• [WHAT IS EXPECTED]:
Write the material out again exactly as it stands.

## start

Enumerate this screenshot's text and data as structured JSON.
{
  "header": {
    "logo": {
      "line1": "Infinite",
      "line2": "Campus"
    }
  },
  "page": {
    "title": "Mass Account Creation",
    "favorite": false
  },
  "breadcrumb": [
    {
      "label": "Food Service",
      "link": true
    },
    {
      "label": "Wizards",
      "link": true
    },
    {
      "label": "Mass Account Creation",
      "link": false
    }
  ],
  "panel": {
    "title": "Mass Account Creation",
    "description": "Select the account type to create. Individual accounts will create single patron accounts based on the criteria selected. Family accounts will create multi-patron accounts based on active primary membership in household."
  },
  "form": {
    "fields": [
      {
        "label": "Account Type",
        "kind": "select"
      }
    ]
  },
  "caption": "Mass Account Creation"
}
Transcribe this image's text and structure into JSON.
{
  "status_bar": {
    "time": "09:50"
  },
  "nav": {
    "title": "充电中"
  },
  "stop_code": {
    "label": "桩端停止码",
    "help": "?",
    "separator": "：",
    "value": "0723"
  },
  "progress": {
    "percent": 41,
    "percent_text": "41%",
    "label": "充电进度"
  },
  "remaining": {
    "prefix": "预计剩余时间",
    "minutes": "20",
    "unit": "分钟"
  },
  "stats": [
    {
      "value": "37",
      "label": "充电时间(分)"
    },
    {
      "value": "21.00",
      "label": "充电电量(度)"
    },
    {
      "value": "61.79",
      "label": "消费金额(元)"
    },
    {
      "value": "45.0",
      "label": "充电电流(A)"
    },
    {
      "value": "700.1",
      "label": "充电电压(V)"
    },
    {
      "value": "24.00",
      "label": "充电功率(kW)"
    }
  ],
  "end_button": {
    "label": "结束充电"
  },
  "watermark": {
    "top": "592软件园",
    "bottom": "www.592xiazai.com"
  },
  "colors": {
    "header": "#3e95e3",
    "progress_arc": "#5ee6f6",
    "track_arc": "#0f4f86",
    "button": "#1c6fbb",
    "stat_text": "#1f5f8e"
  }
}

## end

• [THE OUTPUT]:
Enumerate this screenshot's text and data as structured JSON.
{
  "header": {
    "logo": {
      "line1": "Infinite",
      "line2": "Campus"
    }
  },
  "page": {
    "title": "Mass Account Creation",
    "favorite": false
  },
  "breadcrumb": [
    {
      "label": "Food Service",
      "link": true
    },
    {
      "label": "Wizards",
      "link": true
    },
    {
      "label": "Mass Account Creation",
      "link": false
    }
  ],
  "panel": {
    "title": "Mass Account Creation",
    "description": "Select the account type to create. Individual accounts will create single patron accounts based on the criteria selected. Family accounts will create multi-patron accounts based on active primary membership in household."
  },
  "form": {
    "fields": [
      {
        "label": "Account Type",
        "kind": "select"
      }
    ]
  },
  "caption": "Mass Account Creation"
}
Transcribe this image's text and structure into JSON.
{
  "status_bar": {
    "time": "09:50"
  },
  "nav": {
    "title": "充电中"
  },
  "stop_code": {
    "label": "桩端停止码",
    "help": "?",
    "separator": "：",
    "value": "0723"
  },
  "progress": {
    "percent": 41,
    "percent_text": "41%",
    "label": "充电进度"
  },
  "remaining": {
    "prefix": "预计剩余时间",
    "minutes": "20",
    "unit": "分钟"
  },
  "stats": [
    {
      "value": "37",
      "label": "充电时间(分)"
    },
    {
      "value": "21.00",
      "label": "充电电量(度)"
    },
    {
      "value": "61.79",
      "label": "消费金额(元)"
    },
    {
      "value": "45.0",
      "label": "充电电流(A)"
    },
    {
      "value": "700.1",
      "label": "充电电压(V)"
    },
    {
      "value": "24.00",
      "label": "充电功率(kW)"
    }
  ],
  "end_button": {
    "label": "结束充电"
  },
  "watermark": {
    "top": "592软件园",
    "bottom": "www.592xiazai.com"
  },
  "colors": {
    "header": "#3e95e3",
    "progress_arc": "#5ee6f6",
    "track_arc": "#0f4f86",
    "button": "#1c6fbb",
    "stat_text": "#1f5f8e"
  }
}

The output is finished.